[Rows from a figure dataset]
────

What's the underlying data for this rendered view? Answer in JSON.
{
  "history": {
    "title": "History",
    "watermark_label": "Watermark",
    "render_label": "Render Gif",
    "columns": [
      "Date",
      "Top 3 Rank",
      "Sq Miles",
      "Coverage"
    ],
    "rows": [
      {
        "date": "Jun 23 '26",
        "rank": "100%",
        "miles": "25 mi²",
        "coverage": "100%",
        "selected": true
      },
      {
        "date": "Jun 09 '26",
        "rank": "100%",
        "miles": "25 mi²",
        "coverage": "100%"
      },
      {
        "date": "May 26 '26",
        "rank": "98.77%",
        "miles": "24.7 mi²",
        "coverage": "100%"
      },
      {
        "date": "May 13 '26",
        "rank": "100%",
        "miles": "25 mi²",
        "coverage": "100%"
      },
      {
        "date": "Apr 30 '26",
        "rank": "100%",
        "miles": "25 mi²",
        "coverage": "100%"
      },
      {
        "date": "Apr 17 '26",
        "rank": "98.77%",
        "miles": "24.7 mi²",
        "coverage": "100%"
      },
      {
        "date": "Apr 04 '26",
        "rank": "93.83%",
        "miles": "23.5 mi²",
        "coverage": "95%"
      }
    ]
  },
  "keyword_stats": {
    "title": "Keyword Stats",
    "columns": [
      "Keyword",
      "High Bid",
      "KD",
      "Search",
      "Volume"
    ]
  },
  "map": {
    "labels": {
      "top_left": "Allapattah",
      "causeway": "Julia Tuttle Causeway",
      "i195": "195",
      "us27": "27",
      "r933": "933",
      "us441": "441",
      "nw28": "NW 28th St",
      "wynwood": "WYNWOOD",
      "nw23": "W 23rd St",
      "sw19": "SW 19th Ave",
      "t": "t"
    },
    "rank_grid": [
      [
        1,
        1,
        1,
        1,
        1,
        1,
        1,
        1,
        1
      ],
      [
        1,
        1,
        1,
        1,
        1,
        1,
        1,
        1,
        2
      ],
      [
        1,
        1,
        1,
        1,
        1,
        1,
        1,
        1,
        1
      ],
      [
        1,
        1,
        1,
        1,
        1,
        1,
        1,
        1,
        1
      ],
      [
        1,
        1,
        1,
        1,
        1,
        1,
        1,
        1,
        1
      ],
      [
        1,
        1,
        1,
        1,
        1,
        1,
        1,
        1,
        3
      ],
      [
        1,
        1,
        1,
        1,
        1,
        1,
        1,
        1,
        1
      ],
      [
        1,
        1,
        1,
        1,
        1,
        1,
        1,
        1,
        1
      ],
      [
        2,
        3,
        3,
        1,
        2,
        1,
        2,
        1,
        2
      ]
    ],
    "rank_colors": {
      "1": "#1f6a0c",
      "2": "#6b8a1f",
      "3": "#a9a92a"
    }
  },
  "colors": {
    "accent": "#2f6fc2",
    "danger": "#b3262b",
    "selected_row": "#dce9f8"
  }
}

────

** GOAL OF THE EXERCISE **
The records above should all be quoted exactly, please.

** WORKED ANSWER **
What's the underlying data for this rendered view? Answer in JSON.
{
  "history": {
    "title": "History",
    "watermark_label": "Watermark",
    "render_label": "Render Gif",
    "columns": [
      "Date",
      "Top 3 Rank",
      "Sq Miles",
      "Coverage"
    ],
    "rows": [
      {
        "date": "Jun 23 '26",
        "rank": "100%",
        "miles": "25 mi²",
        "coverage": "100%",
        "selected": true
      },
      {
        "date": "Jun 09 '26",
        "rank": "100%",
        "miles": "25 mi²",
        "coverage": "100%"
      },
      {
        "date": "May 26 '26",
        "rank": "98.77%",
        "miles": "24.7 mi²",
        "coverage": "100%"
      },
      {
        "date": "May 13 '26",
        "rank": "100%",
        "miles": "25 mi²",
        "coverage": "100%"
      },
      {
        "date": "Apr 30 '26",
        "rank": "100%",
        "miles": "25 mi²",
        "coverage": "100%"
      },
      {
        "date": "Apr 17 '26",
        "rank": "98.77%",
        "miles": "24.7 mi²",
        "coverage": "100%"
      },
      {
        "date": "Apr 04 '26",
        "rank": "93.83%",
        "miles": "23.5 mi²",
        "coverage": "95%"
      }
    ]
  },
  "keyword_stats": {
    "title": "Keyword Stats",
    "columns": [
      "Keyword",
      "High Bid",
      "KD",
      "Search",
      "Volume"
    ]
  },
  "map": {
    "labels": {
      "top_left": "Allapattah",
      "causeway": "Julia Tuttle Causeway",
      "i195": "195",
      "us27": "27",
      "r933": "933",
      "us441": "441",
      "nw28": "NW 28th St",
      "wynwood": "WYNWOOD",
      "nw23": "W 23rd St",
      "sw19": "SW 19th Ave",
      "t": "t"
    },
    "rank_grid": [
      [
        1,
        1,
        1,
        1,
        1,
        1,
        1,
        1,
        1
      ],
      [
        1,
        1,
        1,
        1,
        1,
        1,
        1,
        1,
        2
      ],
      [
        1,
        1,
        1,
        1,
        1,
        1,
        1,
        1,
        1
      ],
      [
        1,
        1,
        1,
        1,
        1,
        1,
        1,
        1,
        1
      ],
      [
        1,
        1,
        1,
        1,
        1,
        1,
        1,
        1,
        1
      ],
      [
        1,
        1,
        1,
        1,
        1,
        1,
        1,
        1,
        3
      ],
      [
        1,
        1,
        1,
        1,
        1,
        1,
        1,
        1,
        1
      ],
      [
        1,
        1,
        1,
        1,
        1,
        1,
        1,
        1,
        1
      ],
      [
        2,
        3,
        3,
        1,
        2,
        1,
        2,
        1,
        2
      ]
    ],
    "rank_colors": {
      "1": "#1f6a0c",
      "2": "#6b8a1f",
      "3": "#a9a92a"
    }
  },
  "colors": {
    "accent": "#2f6fc2",
    "danger": "#b3262b",
    "selected_row": "#dce9f8"
  }
}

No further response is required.